■ Job
Write out all the data again, exactly as it stands.

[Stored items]
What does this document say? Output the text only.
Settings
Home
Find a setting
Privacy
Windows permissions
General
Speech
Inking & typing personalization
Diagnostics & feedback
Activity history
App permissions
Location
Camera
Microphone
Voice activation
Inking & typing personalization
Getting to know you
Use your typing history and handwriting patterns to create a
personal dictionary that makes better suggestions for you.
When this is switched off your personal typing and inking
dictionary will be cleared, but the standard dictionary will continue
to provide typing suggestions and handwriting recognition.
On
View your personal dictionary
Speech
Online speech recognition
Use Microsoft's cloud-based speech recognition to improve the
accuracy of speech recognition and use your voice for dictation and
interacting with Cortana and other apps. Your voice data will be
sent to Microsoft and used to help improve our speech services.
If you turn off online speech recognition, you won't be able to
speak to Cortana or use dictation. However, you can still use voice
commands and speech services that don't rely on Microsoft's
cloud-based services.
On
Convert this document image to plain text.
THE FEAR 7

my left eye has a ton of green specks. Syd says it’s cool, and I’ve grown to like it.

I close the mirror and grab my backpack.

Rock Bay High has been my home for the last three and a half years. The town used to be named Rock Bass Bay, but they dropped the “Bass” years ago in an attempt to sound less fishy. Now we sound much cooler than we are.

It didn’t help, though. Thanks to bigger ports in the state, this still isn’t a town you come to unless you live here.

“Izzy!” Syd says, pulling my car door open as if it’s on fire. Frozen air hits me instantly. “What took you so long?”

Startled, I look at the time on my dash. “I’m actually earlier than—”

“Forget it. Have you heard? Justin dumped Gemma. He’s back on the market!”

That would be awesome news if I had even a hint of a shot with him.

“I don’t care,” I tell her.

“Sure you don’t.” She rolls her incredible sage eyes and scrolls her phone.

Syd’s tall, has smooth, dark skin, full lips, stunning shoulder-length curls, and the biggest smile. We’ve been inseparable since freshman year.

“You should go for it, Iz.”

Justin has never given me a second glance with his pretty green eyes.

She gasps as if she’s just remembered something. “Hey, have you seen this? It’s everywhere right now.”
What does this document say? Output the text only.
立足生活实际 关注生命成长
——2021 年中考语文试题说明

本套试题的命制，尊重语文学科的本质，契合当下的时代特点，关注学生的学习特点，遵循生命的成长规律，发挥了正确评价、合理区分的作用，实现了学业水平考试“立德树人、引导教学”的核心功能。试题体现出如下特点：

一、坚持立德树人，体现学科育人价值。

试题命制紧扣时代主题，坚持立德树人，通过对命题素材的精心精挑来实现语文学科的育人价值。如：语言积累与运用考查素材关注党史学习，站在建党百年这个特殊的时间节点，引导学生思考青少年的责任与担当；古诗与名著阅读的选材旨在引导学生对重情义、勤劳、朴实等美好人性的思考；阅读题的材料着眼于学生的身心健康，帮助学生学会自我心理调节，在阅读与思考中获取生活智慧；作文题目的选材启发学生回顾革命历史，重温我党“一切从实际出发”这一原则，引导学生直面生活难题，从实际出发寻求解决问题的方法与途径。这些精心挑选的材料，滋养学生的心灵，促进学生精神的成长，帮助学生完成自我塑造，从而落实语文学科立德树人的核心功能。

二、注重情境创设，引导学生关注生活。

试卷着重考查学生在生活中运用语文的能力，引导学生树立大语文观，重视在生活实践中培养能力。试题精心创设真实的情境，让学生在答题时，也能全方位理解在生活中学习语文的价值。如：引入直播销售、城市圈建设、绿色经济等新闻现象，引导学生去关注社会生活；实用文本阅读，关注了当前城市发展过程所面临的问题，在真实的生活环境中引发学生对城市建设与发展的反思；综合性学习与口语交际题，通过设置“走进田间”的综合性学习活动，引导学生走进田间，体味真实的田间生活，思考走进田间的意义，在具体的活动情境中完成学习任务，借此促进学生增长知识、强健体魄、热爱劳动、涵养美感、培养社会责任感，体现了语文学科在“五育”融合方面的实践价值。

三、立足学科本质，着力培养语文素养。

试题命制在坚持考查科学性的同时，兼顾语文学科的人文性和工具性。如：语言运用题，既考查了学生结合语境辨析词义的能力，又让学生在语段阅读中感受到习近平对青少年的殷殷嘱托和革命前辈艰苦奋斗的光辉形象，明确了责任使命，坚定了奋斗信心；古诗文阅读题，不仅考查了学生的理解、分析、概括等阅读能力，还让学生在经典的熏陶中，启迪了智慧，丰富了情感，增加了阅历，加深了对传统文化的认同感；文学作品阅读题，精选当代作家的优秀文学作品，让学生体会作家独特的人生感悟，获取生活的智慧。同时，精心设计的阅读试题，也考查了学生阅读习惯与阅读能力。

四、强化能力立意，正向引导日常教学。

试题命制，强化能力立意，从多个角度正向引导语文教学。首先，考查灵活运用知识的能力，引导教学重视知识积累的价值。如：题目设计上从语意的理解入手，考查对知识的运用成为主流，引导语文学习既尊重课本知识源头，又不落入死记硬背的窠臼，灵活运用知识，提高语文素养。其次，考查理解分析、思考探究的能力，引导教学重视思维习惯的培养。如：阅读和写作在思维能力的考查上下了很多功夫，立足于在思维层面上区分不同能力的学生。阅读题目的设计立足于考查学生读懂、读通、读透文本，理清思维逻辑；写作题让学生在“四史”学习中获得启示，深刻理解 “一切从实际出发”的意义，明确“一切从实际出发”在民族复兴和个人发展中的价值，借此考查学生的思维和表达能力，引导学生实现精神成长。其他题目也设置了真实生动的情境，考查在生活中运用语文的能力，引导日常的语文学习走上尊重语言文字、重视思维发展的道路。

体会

■ Written response
What does this document say? Output the text only.
Settings
Home
Find a setting
Privacy
Windows permissions
General
Speech
Inking & typing personalization
Diagnostics & feedback
Activity history
App permissions
Location
Camera
Microphone
Voice activation
Inking & typing personalization
Getting to know you
Use your typing history and handwriting patterns to create a
personal dictionary that makes better suggestions for you.
When this is switched off your personal typing and inking
dictionary will be cleared, but the standard dictionary will continue
to provide typing suggestions and handwriting recognition.
On
View your personal dictionary
Speech
Online speech recognition
Use Microsoft's cloud-based speech recognition to improve the
accuracy of speech recognition and use your voice for dictation and
interacting with Cortana and other apps. Your voice data will be
sent to Microsoft and used to help improve our speech services.
If you turn off online speech recognition, you won't be able to
speak to Cortana or use dictation. However, you can still use voice
commands and speech services that don't rely on Microsoft's
cloud-based services.
On
Convert this document image to plain text.
THE FEAR 7

my left eye has a ton of green specks. Syd says it’s cool, and I’ve grown to like it.

I close the mirror and grab my backpack.

Rock Bay High has been my home for the last three and a half years. The town used to be named Rock Bass Bay, but they dropped the “Bass” years ago in an attempt to sound less fishy. Now we sound much cooler than we are.

It didn’t help, though. Thanks to bigger ports in the state, this still isn’t a town you come to unless you live here.

“Izzy!” Syd says, pulling my car door open as if it’s on fire. Frozen air hits me instantly. “What took you so long?”

Startled, I look at the time on my dash. “I’m actually earlier than—”

“Forget it. Have you heard? Justin dumped Gemma. He’s back on the market!”

That would be awesome news if I had even a hint of a shot with him.

“I don’t care,” I tell her.

“Sure you don’t.” She rolls her incredible sage eyes and scrolls her phone.

Syd’s tall, has smooth, dark skin, full lips, stunning shoulder-length curls, and the biggest smile. We’ve been inseparable since freshman year.

“You should go for it, Iz.”

Justin has never given me a second glance with his pretty green eyes.

She gasps as if she’s just remembered something. “Hey, have you seen this? It’s everywhere right now.”
What does this document say? Output the text only.
立足生活实际 关注生命成长
——2021 年中考语文试题说明

本套试题的命制，尊重语文学科的本质，契合当下的时代特点，关注学生的学习特点，遵循生命的成长规律，发挥了正确评价、合理区分的作用，实现了学业水平考试“立德树人、引导教学”的核心功能。试题体现出如下特点：

一、坚持立德树人，体现学科育人价值。

试题命制紧扣时代主题，坚持立德树人，通过对命题素材的精心精挑来实现语文学科的育人价值。如：语言积累与运用考查素材关注党史学习，站在建党百年这个特殊的时间节点，引导学生思考青少年的责任与担当；古诗与名著阅读的选材旨在引导学生对重情义、勤劳、朴实等美好人性的思考；阅读题的材料着眼于学生的身心健康，帮助学生学会自我心理调节，在阅读与思考中获取生活智慧；作文题目的选材启发学生回顾革命历史，重温我党“一切从实际出发”这一原则，引导学生直面生活难题，从实际出发寻求解决问题的方法与途径。这些精心挑选的材料，滋养学生的心灵，促进学生精神的成长，帮助学生完成自我塑造，从而落实语文学科立德树人的核心功能。

二、注重情境创设，引导学生关注生活。

试卷着重考查学生在生活中运用语文的能力，引导学生树立大语文观，重视在生活实践中培养能力。试题精心创设真实的情境，让学生在答题时，也能全方位理解在生活中学习语文的价值。如：引入直播销售、城市圈建设、绿色经济等新闻现象，引导学生去关注社会生活；实用文本阅读，关注了当前城市发展过程所面临的问题，在真实的生活环境中引发学生对城市建设与发展的反思；综合性学习与口语交际题，通过设置“走进田间”的综合性学习活动，引导学生走进田间，体味真实的田间生活，思考走进田间的意义，在具体的活动情境中完成学习任务，借此促进学生增长知识、强健体魄、热爱劳动、涵养美感、培养社会责任感，体现了语文学科在“五育”融合方面的实践价值。

三、立足学科本质，着力培养语文素养。

试题命制在坚持考查科学性的同时，兼顾语文学科的人文性和工具性。如：语言运用题，既考查了学生结合语境辨析词义的能力，又让学生在语段阅读中感受到习近平对青少年的殷殷嘱托和革命前辈艰苦奋斗的光辉形象，明确了责任使命，坚定了奋斗信心；古诗文阅读题，不仅考查了学生的理解、分析、概括等阅读能力，还让学生在经典的熏陶中，启迪了智慧，丰富了情感，增加了阅历，加深了对传统文化的认同感；文学作品阅读题，精选当代作家的优秀文学作品，让学生体会作家独特的人生感悟，获取生活的智慧。同时，精心设计的阅读试题，也考查了学生阅读习惯与阅读能力。

四、强化能力立意，正向引导日常教学。

试题命制，强化能力立意，从多个角度正向引导语文教学。首先，考查灵活运用知识的能力，引导教学重视知识积累的价值。如：题目设计上从语意的理解入手，考查对知识的运用成为主流，引导语文学习既尊重课本知识源头，又不落入死记硬背的窠臼，灵活运用知识，提高语文素养。其次，考查理解分析、思考探究的能力，引导教学重视思维习惯的培养。如：阅读和写作在思维能力的考查上下了很多功夫，立足于在思维层面上区分不同能力的学生。阅读题目的设计立足于考查学生读懂、读通、读透文本，理清思维逻辑；写作题让学生在“四史”学习中获得启示，深刻理解 “一切从实际出发”的意义，明确“一切从实际出发”在民族复兴和个人发展中的价值，借此考查学生的思维和表达能力，引导学生实现精神成长。其他题目也设置了真实生动的情境，考查在生活中运用语文的能力，引导日常的语文学习走上尊重语言文字、重视思维发展的道路。

体会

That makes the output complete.